:: Records for processing ::

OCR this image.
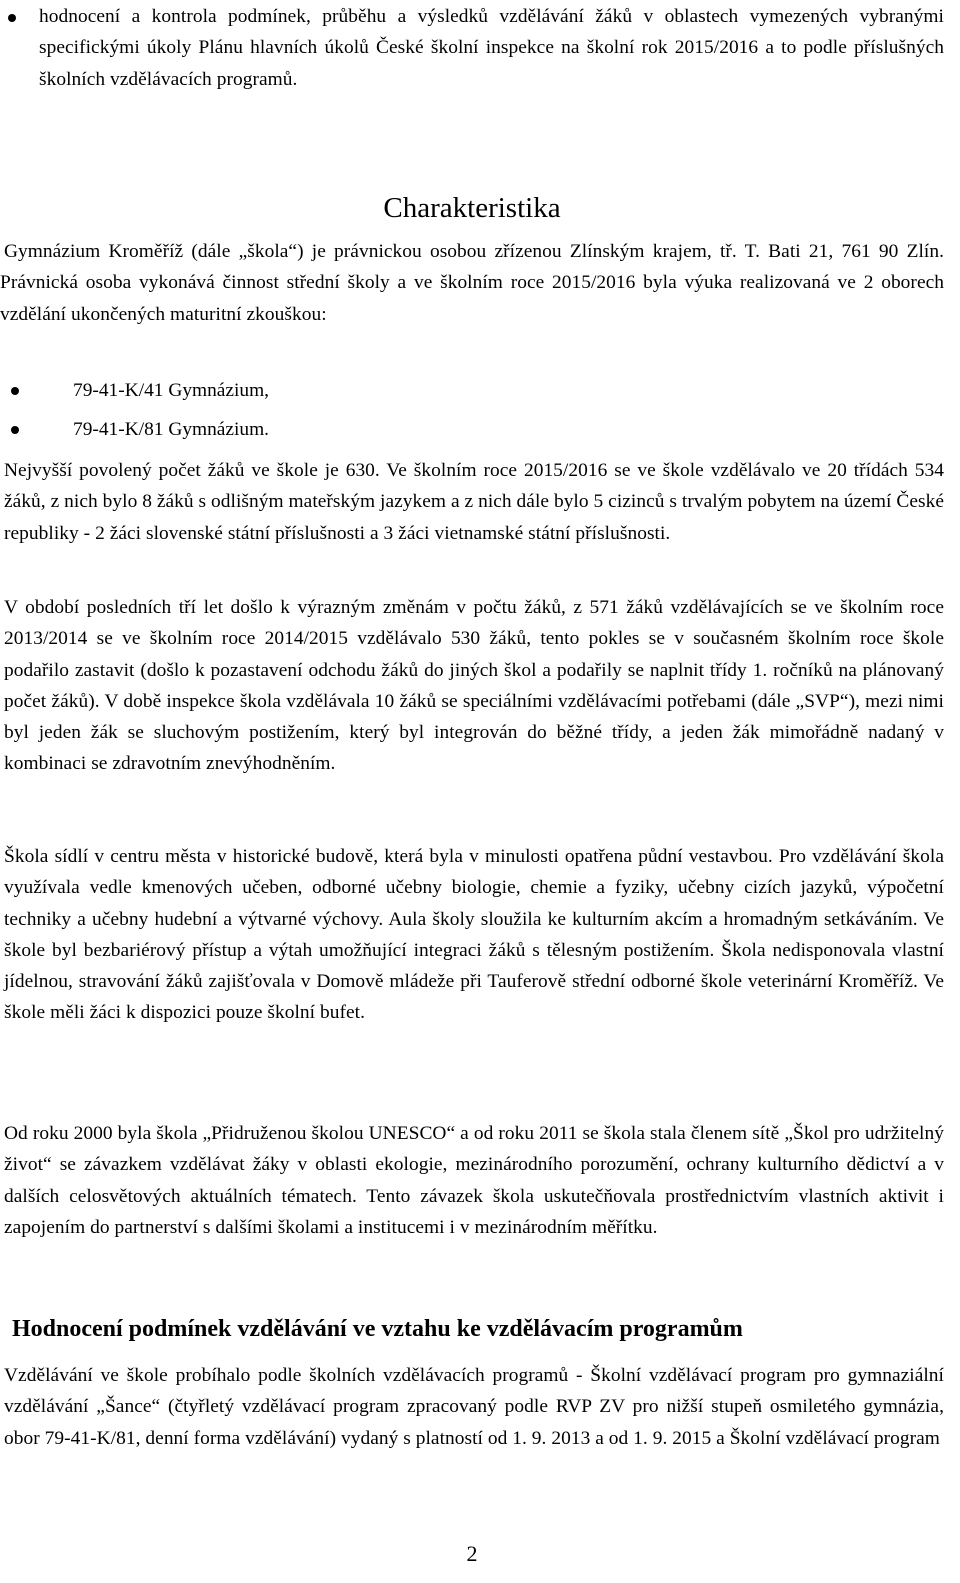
hodnocení a kontrola podmínek, průběhu a výsledků vzdělávání žáků v oblastech vymezených vybranými specifickými úkoly Plánu hlavních úkolů České školní inspekce na školní rok 2015/2016 a to podle příslušných školních vzdělávacích programů.

Charakteristika

Gymnázium Kroměříž (dále „škola“) je právnickou osobou zřízenou Zlínským krajem, tř. T. Bati 21, 761 90 Zlín. Právnická osoba vykonává činnost střední školy a ve školním roce 2015/2016 byla výuka realizovaná ve 2 oborech vzdělání ukončených maturitní zkouškou:

79-41-K/41 Gymnázium,
79-41-K/81 Gymnázium.

Nejvyšší povolený počet žáků ve škole je 630. Ve školním roce 2015/2016 se ve škole vzdělávalo ve 20 třídách 534 žáků, z nich bylo 8 žáků s odlišným mateřským jazykem a z nich dále bylo 5 cizinců s trvalým pobytem na území České republiky - 2 žáci slovenské státní příslušnosti a 3 žáci vietnamské státní příslušnosti.

V období posledních tří let došlo k výrazným změnám v počtu žáků, z 571 žáků vzdělávajících se ve školním roce 2013/2014 se ve školním roce 2014/2015 vzdělávalo 530 žáků, tento pokles se v současném školním roce škole podařilo zastavit (došlo k pozastavení odchodu žáků do jiných škol a podařily se naplnit třídy 1. ročníků na plánovaný počet žáků). V době inspekce škola vzdělávala 10 žáků se speciálními vzdělávacími potřebami (dále „SVP“), mezi nimi byl jeden žák se sluchovým postižením, který byl integrován do běžné třídy, a jeden žák mimořádně nadaný v kombinaci se zdravotním znevýhodněním.

Škola sídlí v centru města v historické budově, která byla v minulosti opatřena půdní vestavbou. Pro vzdělávání škola využívala vedle kmenových učeben, odborné učebny biologie, chemie a fyziky, učebny cizích jazyků, výpočetní techniky a učebny hudební a výtvarné výchovy. Aula školy sloužila ke kulturním akcím a hromadným setkáváním. Ve škole byl bezbariérový přístup a výtah umožňující integraci žáků s tělesným postižením. Škola nedisponovala vlastní jídelnou, stravování žáků zajišťovala v Domově mládeže při Tauferově střední odborné škole veterinární Kroměříž. Ve škole měli žáci k dispozici pouze školní bufet.

Od roku 2000 byla škola „Přidruženou školou UNESCO“ a od roku 2011 se škola stala členem sítě „Škol pro udržitelný život“ se závazkem vzdělávat žáky v oblasti ekologie, mezinárodního porozumění, ochrany kulturního dědictví a v dalších celosvětových aktuálních tématech. Tento závazek škola uskutečňovala prostřednictvím vlastních aktivit i zapojením do partnerství s dalšími školami a institucemi i v mezinárodním měřítku.

Hodnocení podmínek vzdělávání ve vztahu ke vzdělávacím programům

Vzdělávání ve škole probíhalo podle školních vzdělávacích programů - Školní vzdělávací program pro gymnaziální vzdělávání „Šance“ (čtyřletý vzdělávací program zpracovaný podle RVP ZV pro nižší stupeň osmiletého gymnázia, obor 79-41-K/81, denní forma vzdělávání) vydaný s platností od 1. 9. 2013 a od 1. 9. 2015 a Školní vzdělávací program

2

:::

__Task to carry out__
All lines above with "vzdělávacích" in them should be returned.

__Exercise output__
hodnocení a kontrola podmínek, průběhu a výsledků vzdělávání žáků v oblastech vymezených vybranými specifickými úkoly Plánu hlavních úkolů České školní inspekce na školní rok 2015/2016 a to podle příslušných školních vzdělávacích programů.
Vzdělávání ve škole probíhalo podle školních vzdělávacích programů - Školní vzdělávací program pro gymnaziální vzdělávání „Šance“ (čtyřletý vzdělávací program zpracovaný podle RVP ZV pro nižší stupeň osmiletého gymnázia, obor 79-41-K/81, denní forma vzdělávání) vydaný s platností od 1. 9. 2013 a od 1. 9. 2015 a Školní vzdělávací program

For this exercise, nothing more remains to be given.